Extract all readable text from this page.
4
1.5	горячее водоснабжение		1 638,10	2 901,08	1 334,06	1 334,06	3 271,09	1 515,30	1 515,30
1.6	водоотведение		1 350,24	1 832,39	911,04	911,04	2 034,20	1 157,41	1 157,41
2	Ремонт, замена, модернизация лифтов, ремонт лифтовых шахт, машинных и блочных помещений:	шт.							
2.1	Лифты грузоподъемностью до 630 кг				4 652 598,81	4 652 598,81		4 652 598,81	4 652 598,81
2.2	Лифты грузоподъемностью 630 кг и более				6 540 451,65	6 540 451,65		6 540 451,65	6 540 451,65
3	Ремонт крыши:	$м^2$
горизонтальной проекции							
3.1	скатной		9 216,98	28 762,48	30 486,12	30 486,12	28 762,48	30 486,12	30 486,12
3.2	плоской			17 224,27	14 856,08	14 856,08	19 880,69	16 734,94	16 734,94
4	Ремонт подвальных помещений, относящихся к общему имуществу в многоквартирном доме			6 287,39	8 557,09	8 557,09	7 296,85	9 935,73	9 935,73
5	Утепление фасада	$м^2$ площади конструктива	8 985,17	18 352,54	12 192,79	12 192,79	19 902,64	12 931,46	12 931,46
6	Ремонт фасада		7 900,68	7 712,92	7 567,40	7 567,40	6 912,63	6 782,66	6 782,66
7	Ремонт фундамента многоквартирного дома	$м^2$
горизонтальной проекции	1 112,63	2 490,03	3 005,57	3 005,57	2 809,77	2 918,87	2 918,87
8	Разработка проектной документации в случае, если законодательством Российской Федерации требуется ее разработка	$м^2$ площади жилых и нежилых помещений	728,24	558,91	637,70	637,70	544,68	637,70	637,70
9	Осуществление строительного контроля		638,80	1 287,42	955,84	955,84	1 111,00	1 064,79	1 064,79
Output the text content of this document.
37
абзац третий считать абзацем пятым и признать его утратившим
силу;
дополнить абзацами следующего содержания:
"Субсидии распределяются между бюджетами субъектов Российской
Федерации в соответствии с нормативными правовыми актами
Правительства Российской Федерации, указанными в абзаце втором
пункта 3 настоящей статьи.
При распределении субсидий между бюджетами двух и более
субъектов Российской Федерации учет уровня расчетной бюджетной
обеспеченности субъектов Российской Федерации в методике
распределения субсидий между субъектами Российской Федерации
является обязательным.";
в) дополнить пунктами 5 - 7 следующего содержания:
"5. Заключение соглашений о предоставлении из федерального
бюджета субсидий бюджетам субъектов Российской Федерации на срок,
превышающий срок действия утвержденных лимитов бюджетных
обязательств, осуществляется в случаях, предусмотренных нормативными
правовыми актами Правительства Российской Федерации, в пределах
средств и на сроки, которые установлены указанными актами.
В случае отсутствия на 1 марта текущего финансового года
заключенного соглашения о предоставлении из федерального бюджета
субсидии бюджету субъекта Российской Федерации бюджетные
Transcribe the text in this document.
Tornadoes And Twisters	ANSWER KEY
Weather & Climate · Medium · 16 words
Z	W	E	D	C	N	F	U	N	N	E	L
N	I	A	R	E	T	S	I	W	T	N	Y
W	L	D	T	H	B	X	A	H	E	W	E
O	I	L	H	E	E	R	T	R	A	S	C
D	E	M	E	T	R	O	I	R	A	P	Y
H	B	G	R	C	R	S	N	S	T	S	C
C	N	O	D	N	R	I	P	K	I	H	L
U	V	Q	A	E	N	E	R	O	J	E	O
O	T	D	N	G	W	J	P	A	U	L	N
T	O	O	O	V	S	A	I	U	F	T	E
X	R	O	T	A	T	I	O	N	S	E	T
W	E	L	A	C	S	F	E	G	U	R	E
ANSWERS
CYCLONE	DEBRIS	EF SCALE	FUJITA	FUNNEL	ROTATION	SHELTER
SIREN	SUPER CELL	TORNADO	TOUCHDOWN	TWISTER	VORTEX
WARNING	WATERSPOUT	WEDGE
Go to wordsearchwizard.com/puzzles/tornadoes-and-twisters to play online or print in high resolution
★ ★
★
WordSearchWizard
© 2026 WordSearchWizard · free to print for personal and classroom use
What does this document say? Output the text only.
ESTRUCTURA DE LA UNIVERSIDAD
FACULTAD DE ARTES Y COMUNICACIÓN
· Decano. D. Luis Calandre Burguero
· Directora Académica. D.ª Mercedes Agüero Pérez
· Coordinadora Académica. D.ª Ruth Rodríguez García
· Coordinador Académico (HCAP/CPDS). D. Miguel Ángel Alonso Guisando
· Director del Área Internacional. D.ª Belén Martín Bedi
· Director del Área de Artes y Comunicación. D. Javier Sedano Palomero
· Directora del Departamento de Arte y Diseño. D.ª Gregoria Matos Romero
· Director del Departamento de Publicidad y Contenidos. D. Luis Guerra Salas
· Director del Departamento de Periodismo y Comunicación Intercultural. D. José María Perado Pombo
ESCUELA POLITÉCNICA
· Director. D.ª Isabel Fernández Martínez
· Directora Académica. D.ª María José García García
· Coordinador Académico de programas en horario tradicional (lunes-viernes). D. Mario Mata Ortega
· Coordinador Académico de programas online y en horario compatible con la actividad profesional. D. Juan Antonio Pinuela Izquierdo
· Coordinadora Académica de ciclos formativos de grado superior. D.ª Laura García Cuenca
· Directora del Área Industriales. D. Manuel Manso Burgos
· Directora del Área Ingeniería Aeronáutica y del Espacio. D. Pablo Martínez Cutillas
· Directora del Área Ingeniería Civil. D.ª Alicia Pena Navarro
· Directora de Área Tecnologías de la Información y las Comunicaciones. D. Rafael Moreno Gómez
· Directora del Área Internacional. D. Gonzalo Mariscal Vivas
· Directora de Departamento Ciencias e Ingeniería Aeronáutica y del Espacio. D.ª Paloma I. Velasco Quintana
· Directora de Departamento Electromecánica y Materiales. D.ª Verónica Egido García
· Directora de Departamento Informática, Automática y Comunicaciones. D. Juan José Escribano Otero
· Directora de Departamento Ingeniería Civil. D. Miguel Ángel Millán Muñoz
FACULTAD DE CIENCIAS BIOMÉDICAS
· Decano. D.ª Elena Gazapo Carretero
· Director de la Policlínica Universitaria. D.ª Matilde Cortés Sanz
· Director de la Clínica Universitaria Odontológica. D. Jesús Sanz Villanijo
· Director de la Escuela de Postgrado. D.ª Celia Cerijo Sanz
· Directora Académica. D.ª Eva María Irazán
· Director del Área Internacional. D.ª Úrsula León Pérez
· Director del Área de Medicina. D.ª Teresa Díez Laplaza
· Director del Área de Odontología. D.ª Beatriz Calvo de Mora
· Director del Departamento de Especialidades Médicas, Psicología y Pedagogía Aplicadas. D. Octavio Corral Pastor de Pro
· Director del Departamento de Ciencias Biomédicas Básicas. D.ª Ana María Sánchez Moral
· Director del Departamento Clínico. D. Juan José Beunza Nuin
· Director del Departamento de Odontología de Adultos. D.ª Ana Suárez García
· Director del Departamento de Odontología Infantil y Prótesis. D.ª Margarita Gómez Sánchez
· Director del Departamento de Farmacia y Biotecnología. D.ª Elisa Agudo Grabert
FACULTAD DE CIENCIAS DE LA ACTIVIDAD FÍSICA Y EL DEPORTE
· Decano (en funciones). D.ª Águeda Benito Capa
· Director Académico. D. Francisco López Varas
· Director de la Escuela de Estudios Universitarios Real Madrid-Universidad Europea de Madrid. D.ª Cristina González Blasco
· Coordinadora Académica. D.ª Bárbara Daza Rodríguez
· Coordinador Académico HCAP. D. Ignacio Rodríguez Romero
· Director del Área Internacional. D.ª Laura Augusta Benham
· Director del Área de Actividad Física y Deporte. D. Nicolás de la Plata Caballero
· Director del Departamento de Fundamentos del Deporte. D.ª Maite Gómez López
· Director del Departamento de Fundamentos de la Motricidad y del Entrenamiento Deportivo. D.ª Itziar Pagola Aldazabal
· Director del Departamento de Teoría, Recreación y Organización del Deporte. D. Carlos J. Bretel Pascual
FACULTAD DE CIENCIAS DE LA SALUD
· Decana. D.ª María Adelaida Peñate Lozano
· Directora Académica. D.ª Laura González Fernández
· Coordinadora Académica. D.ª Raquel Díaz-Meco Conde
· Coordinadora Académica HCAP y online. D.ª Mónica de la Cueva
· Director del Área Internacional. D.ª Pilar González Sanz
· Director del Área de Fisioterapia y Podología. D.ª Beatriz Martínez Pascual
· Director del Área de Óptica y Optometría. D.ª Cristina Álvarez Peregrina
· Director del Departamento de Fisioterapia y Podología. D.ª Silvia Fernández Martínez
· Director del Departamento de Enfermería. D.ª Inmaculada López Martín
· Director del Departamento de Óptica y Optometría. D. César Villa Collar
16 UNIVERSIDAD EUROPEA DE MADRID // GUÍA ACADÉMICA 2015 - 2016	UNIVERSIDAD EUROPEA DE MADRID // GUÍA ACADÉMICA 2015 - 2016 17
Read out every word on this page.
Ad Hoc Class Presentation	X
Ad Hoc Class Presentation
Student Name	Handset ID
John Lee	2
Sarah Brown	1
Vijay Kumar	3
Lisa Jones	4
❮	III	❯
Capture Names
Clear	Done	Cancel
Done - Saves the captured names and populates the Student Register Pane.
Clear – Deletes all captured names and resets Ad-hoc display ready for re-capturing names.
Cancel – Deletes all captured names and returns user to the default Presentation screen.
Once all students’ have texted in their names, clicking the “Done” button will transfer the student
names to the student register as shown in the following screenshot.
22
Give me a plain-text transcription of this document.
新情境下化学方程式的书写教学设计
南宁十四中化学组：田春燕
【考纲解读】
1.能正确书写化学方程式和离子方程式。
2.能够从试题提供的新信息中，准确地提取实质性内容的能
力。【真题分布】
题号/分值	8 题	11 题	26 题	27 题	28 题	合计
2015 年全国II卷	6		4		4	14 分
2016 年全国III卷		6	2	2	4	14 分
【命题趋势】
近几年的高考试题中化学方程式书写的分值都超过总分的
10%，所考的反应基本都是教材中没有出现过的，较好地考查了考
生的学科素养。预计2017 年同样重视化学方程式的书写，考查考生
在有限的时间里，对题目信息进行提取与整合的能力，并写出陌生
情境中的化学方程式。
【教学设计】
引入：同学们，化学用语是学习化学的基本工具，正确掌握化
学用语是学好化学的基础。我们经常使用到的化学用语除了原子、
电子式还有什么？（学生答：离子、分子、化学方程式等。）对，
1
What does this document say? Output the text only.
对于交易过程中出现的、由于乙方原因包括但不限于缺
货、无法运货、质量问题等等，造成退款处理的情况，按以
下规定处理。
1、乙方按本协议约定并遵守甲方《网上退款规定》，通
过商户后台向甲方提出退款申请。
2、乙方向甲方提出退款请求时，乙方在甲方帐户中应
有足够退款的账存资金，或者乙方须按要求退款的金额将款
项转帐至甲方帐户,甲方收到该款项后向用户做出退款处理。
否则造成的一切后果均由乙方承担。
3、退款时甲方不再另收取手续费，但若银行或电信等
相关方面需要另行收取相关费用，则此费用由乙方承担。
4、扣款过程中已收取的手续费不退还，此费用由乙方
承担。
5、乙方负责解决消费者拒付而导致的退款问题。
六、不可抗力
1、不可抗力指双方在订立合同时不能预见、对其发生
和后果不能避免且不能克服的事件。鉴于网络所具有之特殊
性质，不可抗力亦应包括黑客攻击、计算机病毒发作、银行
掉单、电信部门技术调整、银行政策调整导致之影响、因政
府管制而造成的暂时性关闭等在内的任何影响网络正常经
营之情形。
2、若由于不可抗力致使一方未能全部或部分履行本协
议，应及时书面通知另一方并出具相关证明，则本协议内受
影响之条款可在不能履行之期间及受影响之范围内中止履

★ ★ ★ ★

In the entries above, how many lines contain the word "Sanz"? Answer with the number only.

**Solution for this task:** 4